[Records about charts and figures]
____
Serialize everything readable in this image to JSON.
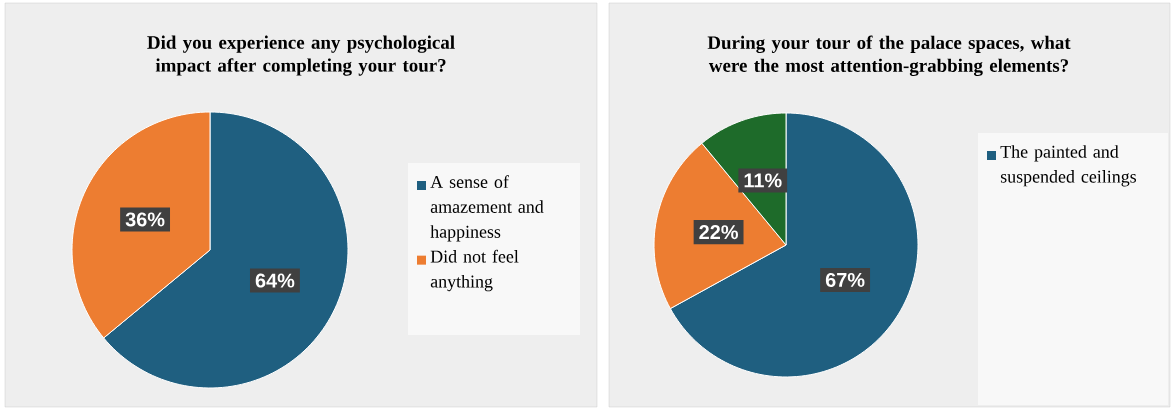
{
  "chart_data": [
    {
      "type": "pie",
      "title": "Did you experience any psychological impact after completing your tour?",
      "categories": [
        "A sense of amazement and happiness",
        "Did not feel anything"
      ],
      "values": [
        64,
        36
      ],
      "colors": [
        "#1f5f80",
        "#ed7d31"
      ],
      "value_labels": [
        "64%",
        "36%"
      ],
      "legend": "right"
    },
    {
      "type": "pie",
      "title": "During your tour of the palace spaces, what were the most attention-grabbing elements?",
      "categories": [
        "The painted and suspended ceilings",
        null,
        null
      ],
      "values": [
        67,
        22,
        11
      ],
      "colors": [
        "#1f5f80",
        "#ed7d31",
        "#1e6b2a"
      ],
      "value_labels": [
        "67%",
        "22%",
        "11%"
      ],
      "legend": "right"
    }
  ]
}
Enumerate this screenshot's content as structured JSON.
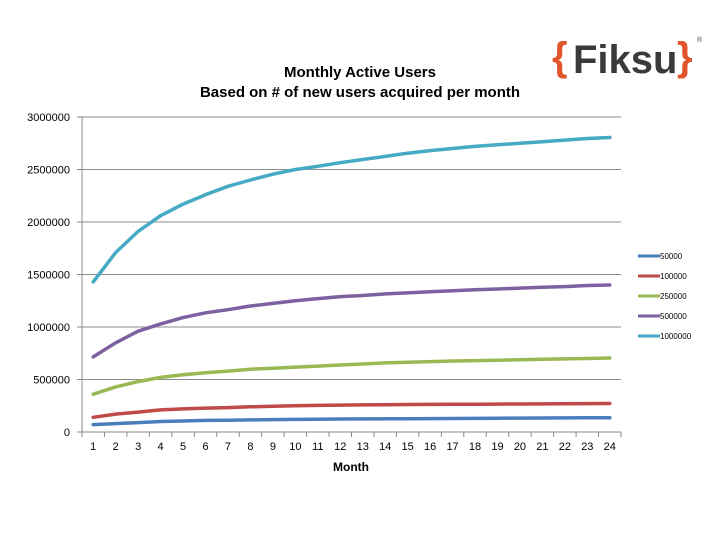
{
  "logo": {
    "brace_open": "{",
    "word": "Fiksu",
    "brace_close": "}",
    "mark": "®",
    "brace_color": "#e0562a",
    "word_color": "#3a3a3a"
  },
  "chart_data": {
    "type": "line",
    "title": "Monthly Active Users",
    "subtitle": "Based on # of new users acquired per month",
    "xlabel": "Month",
    "ylabel": "",
    "x": [
      1,
      2,
      3,
      4,
      5,
      6,
      7,
      8,
      9,
      10,
      11,
      12,
      13,
      14,
      15,
      16,
      17,
      18,
      19,
      20,
      21,
      22,
      23,
      24
    ],
    "ylim": [
      0,
      3000000
    ],
    "yticks": [
      0,
      500000,
      1000000,
      1500000,
      2000000,
      2500000,
      3000000
    ],
    "grid": "horizontal",
    "legend_position": "right",
    "series": [
      {
        "name": "50000",
        "color": "#4a7ebb",
        "values": [
          70000,
          80000,
          90000,
          100000,
          105000,
          110000,
          112000,
          115000,
          118000,
          120000,
          122000,
          124000,
          125000,
          126000,
          127000,
          128000,
          129000,
          130000,
          131000,
          132000,
          133000,
          134000,
          135000,
          136000
        ]
      },
      {
        "name": "100000",
        "color": "#be4b48",
        "values": [
          140000,
          170000,
          190000,
          210000,
          220000,
          228000,
          232000,
          240000,
          245000,
          250000,
          253000,
          256000,
          258000,
          260000,
          262000,
          263000,
          264000,
          265000,
          266000,
          267000,
          268000,
          269000,
          270000,
          271000
        ]
      },
      {
        "name": "250000",
        "color": "#98b954",
        "values": [
          360000,
          430000,
          480000,
          520000,
          545000,
          565000,
          580000,
          598000,
          608000,
          618000,
          628000,
          638000,
          648000,
          658000,
          665000,
          670000,
          676000,
          680000,
          684000,
          688000,
          692000,
          696000,
          700000,
          705000
        ]
      },
      {
        "name": "500000",
        "color": "#7d60a0",
        "values": [
          715000,
          850000,
          960000,
          1030000,
          1090000,
          1135000,
          1165000,
          1200000,
          1225000,
          1250000,
          1270000,
          1290000,
          1300000,
          1315000,
          1325000,
          1335000,
          1345000,
          1355000,
          1362000,
          1370000,
          1378000,
          1385000,
          1395000,
          1400000
        ]
      },
      {
        "name": "1000000",
        "color": "#46aac5",
        "values": [
          1430000,
          1710000,
          1910000,
          2060000,
          2170000,
          2260000,
          2340000,
          2400000,
          2455000,
          2500000,
          2530000,
          2565000,
          2595000,
          2625000,
          2655000,
          2680000,
          2700000,
          2720000,
          2735000,
          2750000,
          2765000,
          2780000,
          2795000,
          2805000
        ]
      }
    ]
  }
}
____
Where a line in the entries holds the word "tour", copy that line.

      "title": "Did you experience any psychological impact after completing your tour?",
      "title": "During your tour of the palace spaces, what were the most attention-grabbing elements?",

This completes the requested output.